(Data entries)
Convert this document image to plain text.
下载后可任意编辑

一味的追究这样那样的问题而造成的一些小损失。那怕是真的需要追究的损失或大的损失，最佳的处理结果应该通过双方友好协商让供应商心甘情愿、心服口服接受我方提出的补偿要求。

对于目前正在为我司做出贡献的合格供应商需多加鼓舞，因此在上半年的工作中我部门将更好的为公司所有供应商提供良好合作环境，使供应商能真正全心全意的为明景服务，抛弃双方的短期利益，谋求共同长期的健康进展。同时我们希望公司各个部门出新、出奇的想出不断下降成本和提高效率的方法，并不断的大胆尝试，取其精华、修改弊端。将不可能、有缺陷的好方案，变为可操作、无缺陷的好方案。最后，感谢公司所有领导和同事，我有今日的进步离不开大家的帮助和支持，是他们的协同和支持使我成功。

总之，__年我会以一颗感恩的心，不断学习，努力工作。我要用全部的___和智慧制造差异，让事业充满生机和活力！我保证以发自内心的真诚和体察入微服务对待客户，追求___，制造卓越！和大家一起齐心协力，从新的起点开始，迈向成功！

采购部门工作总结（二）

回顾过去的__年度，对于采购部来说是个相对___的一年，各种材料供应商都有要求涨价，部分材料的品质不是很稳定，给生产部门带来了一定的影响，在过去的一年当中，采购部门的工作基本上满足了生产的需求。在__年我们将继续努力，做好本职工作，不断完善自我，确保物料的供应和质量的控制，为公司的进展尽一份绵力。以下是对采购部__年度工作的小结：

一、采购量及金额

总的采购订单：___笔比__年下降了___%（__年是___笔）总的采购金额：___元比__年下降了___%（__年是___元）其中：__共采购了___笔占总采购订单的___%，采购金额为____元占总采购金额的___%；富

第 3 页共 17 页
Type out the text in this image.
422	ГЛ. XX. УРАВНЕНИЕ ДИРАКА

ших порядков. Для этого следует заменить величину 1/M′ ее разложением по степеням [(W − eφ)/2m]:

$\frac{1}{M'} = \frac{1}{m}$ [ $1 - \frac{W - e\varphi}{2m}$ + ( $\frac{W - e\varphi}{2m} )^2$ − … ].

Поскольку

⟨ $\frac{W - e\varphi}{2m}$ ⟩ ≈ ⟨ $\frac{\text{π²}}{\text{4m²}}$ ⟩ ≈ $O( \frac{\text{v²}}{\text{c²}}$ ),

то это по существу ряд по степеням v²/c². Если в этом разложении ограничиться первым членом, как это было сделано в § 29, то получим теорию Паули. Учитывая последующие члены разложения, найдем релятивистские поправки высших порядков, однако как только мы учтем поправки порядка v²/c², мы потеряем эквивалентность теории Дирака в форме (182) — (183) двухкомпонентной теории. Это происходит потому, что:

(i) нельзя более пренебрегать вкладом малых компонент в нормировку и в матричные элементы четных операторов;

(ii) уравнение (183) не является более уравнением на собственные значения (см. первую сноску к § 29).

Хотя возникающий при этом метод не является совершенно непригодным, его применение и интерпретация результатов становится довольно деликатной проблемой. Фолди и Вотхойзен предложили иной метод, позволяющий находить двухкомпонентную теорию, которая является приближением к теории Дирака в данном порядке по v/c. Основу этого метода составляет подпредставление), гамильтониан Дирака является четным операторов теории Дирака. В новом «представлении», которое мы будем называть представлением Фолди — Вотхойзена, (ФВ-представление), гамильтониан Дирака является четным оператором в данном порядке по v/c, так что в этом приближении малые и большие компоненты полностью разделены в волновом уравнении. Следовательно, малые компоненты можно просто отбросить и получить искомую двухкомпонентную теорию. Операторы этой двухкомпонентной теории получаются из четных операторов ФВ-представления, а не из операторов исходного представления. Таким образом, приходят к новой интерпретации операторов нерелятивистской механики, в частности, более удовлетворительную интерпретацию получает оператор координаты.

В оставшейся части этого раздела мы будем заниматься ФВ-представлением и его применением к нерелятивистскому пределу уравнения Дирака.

Exercise description
Print out every entry, keeping each one exact.

Written answer
Convert this document image to plain text.
下载后可任意编辑

一味的追究这样那样的问题而造成的一些小损失。那怕是真的需要追究的损失或大的损失，最佳的处理结果应该通过双方友好协商让供应商心甘情愿、心服口服接受我方提出的补偿要求。

对于目前正在为我司做出贡献的合格供应商需多加鼓舞，因此在上半年的工作中我部门将更好的为公司所有供应商提供良好合作环境，使供应商能真正全心全意的为明景服务，抛弃双方的短期利益，谋求共同长期的健康进展。同时我们希望公司各个部门出新、出奇的想出不断下降成本和提高效率的方法，并不断的大胆尝试，取其精华、修改弊端。将不可能、有缺陷的好方案，变为可操作、无缺陷的好方案。最后，感谢公司所有领导和同事，我有今日的进步离不开大家的帮助和支持，是他们的协同和支持使我成功。

总之，__年我会以一颗感恩的心，不断学习，努力工作。我要用全部的___和智慧制造差异，让事业充满生机和活力！我保证以发自内心的真诚和体察入微服务对待客户，追求___，制造卓越！和大家一起齐心协力，从新的起点开始，迈向成功！

采购部门工作总结（二）

回顾过去的__年度，对于采购部来说是个相对___的一年，各种材料供应商都有要求涨价，部分材料的品质不是很稳定，给生产部门带来了一定的影响，在过去的一年当中，采购部门的工作基本上满足了生产的需求。在__年我们将继续努力，做好本职工作，不断完善自我，确保物料的供应和质量的控制，为公司的进展尽一份绵力。以下是对采购部__年度工作的小结：

一、采购量及金额

总的采购订单：___笔比__年下降了___%（__年是___笔）总的采购金额：___元比__年下降了___%（__年是___元）其中：__共采购了___笔占总采购订单的___%，采购金额为____元占总采购金额的___%；富

第 3 页共 17 页
Type out the text in this image.
422	ГЛ. XX. УРАВНЕНИЕ ДИРАКА

ших порядков. Для этого следует заменить величину 1/M′ ее разложением по степеням [(W − eφ)/2m]:

$\frac{1}{M'} = \frac{1}{m}$ [ $1 - \frac{W - e\varphi}{2m}$ + ( $\frac{W - e\varphi}{2m} )^2$ − … ].

Поскольку

⟨ $\frac{W - e\varphi}{2m}$ ⟩ ≈ ⟨ $\frac{\text{π²}}{\text{4m²}}$ ⟩ ≈ $O( \frac{\text{v²}}{\text{c²}}$ ),

то это по существу ряд по степеням v²/c². Если в этом разложении ограничиться первым членом, как это было сделано в § 29, то получим теорию Паули. Учитывая последующие члены разложения, найдем релятивистские поправки высших порядков, однако как только мы учтем поправки порядка v²/c², мы потеряем эквивалентность теории Дирака в форме (182) — (183) двухкомпонентной теории. Это происходит потому, что:

(i) нельзя более пренебрегать вкладом малых компонент в нормировку и в матричные элементы четных операторов;

(ii) уравнение (183) не является более уравнением на собственные значения (см. первую сноску к § 29).

Хотя возникающий при этом метод не является совершенно непригодным, его применение и интерпретация результатов становится довольно деликатной проблемой. Фолди и Вотхойзен предложили иной метод, позволяющий находить двухкомпонентную теорию, которая является приближением к теории Дирака в данном порядке по v/c. Основу этого метода составляет подпредставление), гамильтониан Дирака является четным операторов теории Дирака. В новом «представлении», которое мы будем называть представлением Фолди — Вотхойзена, (ФВ-представление), гамильтониан Дирака является четным оператором в данном порядке по v/c, так что в этом приближении малые и большие компоненты полностью разделены в волновом уравнении. Следовательно, малые компоненты можно просто отбросить и получить искомую двухкомпонентную теорию. Операторы этой двухкомпонентной теории получаются из четных операторов ФВ-представления, а не из операторов исходного представления. Таким образом, приходят к новой интерпретации операторов нерелятивистской механики, в частности, более удовлетворительную интерпретацию получает оператор координаты.

В оставшейся части этого раздела мы будем заниматься ФВ-представлением и его применением к нерелятивистскому пределу уравнения Дирака.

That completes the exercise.